┌─ Texte fourni
[Dimanche K.bd] Sutures
Sutures (2009 fr, titre original Stitches, 2009 us), David Small
Un bouquin dont ne parle pas avec assez d'enthousiasme ! Ca y est... mon côté hyperbolique reprend le dessus...
Sutures est un graphic novel autobiographique de l'américain David Small, illustrateur et auteur américain né en 1945, que je ne connaissais pas mais qui semble avoir une oeuvre fortement développée. L'auteur nous ouvre sa vie de son enfance à la fin de sa jeunesse. Une partie de sa vie qui, c'est un euphémisme, fut éprouvante : abondamment 'soigné' aux rayons X par son père médecin dans son enfance (nous sommes dans les années 50), David développe un cancer au cou tardivement diagnostiqué et soigné, ce qui lui coûte au passage partiellement sa voix.
Au delà de cette destinée déjà tragique, il s'agit surtout pour l'auteur de décrire un univers familial très particulier, à la fois anodin pour les années 50 (père médecin, deux enfants) et terriblement marquée par un côté mortifère avec l'absence d'affection des parents pour les enfants. La mère et le père sont campés au premier abord comme des personnages tout à fait effrayants (froids, cruels). L'immersion dans cette cellule familiale est violente et bouscule le lecteur piégé avec le narrateur dans ce monde triste. Le non-dit y est permanent : le silence couvre des pratiques différentes des normes sociales en vigueur alors. On se demande si les parents ne subissent pas cette décennie de l'american way of life (obligation d'élever ses enfants avec joie, l'unité familiale etc). En réaction, ils imposent des non-dits silencieux qui frisent l'absurdité. En contrepartie, le bruit joue un rôle particulier dans l'album (les percussions du frère de david, Ted), le bruit de la vaisselle faite par la mère etc.
└─
┌─ Extrait de données
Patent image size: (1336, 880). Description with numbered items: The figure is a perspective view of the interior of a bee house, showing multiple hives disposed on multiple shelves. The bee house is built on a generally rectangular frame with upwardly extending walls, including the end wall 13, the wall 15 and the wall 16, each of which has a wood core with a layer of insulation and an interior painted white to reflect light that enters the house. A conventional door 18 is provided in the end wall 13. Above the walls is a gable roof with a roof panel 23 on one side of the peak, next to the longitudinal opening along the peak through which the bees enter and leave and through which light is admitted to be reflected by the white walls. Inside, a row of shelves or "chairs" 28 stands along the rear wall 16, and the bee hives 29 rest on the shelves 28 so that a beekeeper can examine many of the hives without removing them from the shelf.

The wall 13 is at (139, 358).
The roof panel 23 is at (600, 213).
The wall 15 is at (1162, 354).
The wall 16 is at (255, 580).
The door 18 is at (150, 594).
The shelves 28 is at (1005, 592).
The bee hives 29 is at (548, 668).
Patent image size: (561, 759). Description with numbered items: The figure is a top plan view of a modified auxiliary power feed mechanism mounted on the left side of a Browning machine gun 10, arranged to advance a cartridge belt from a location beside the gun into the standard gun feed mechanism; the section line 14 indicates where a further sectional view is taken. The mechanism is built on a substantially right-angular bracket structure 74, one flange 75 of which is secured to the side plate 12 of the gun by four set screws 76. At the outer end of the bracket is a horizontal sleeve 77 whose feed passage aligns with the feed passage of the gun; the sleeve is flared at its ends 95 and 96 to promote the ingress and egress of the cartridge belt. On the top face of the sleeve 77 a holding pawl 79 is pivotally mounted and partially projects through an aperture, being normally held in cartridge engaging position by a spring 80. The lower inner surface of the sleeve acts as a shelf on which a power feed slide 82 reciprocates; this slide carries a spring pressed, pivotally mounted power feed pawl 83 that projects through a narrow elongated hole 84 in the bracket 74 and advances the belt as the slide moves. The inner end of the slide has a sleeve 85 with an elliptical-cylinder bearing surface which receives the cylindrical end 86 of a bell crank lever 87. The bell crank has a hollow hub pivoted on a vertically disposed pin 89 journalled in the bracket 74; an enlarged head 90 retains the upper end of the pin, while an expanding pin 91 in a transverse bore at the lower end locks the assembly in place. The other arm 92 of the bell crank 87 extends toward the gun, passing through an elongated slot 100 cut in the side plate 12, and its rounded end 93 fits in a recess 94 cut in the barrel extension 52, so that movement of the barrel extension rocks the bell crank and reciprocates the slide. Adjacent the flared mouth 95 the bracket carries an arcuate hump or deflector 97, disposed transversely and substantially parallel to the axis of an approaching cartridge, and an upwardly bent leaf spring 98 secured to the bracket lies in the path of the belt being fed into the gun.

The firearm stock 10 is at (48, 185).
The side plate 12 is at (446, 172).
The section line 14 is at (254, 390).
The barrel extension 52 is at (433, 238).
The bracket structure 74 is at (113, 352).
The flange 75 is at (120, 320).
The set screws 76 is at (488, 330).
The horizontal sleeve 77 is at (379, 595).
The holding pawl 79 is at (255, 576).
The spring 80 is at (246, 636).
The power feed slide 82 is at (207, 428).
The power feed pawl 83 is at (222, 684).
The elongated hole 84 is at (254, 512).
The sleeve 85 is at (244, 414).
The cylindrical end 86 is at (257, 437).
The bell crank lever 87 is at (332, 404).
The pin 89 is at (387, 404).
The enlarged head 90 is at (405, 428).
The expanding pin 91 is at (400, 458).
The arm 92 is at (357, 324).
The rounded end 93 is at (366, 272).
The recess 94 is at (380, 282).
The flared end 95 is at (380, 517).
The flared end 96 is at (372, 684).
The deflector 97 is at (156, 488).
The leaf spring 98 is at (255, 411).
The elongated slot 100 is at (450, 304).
└─
> **Tâche à réaliser**:
Poursuivez la critique de la bande dessinée Sutures à partir de sa dernière phrase. Vous n'avez pas besoin des données.

> **Zone de réponse**:
De nombreuses scènes sont marquantes : notamment la véritable torture qu'inflige la grand-mère à David, ou celle où son père tente d'avouer, tant bien que mal, que c'est bien lui qui est sans aucun doute la cause du cancer, ou encore celle où la mère propose à David, au moment de l'opération du cou qui tourne mal, de lui apporter quelque chose, ce qui pourrait lui faire plaisir (ce qui est en complet décalage avec tout puisque la mère est plutôt peu démonstrative).
Et pourtant, malgré toutes les épreuves que David subit, il trace son existence et réussit à construire sa propre existence. En apparence, nul ressenti violent de la part de l'auteur. Sous la surface, les choses sont certainement plus complexes. Même si au final, on peut se demander si finalement l'auteur n'a pas de la pitié, de la compassion pour ses parents qui ont été en partie brimé par les contraintes des normes sociales. En tout cas, il semble y avoir un pardon.
En particulier avec le personnage de la mère, brossé avec une grande finesse (le père est beaucoup plus schématique et, d'une certaine manière, insignifiant). Le mot 'maman' est d'ailleurs celui qui ouvre l'album. Personnage complexe, changeante ; il me semble profondément malheureuse, sa mère est dure mais aussi faible physiquement. Je ne dirais pas le mot 'attachant', mais presque, tant le personnage est compliqué ! Small la décrit avec une telle sensibilité qu'on se demande s'il n'y a pas une sorte d'hommage caché (ou une tentative postmortem, le personnage étant décédé dans les années 70, de revaloriser, réhabiliter ?, sa mère).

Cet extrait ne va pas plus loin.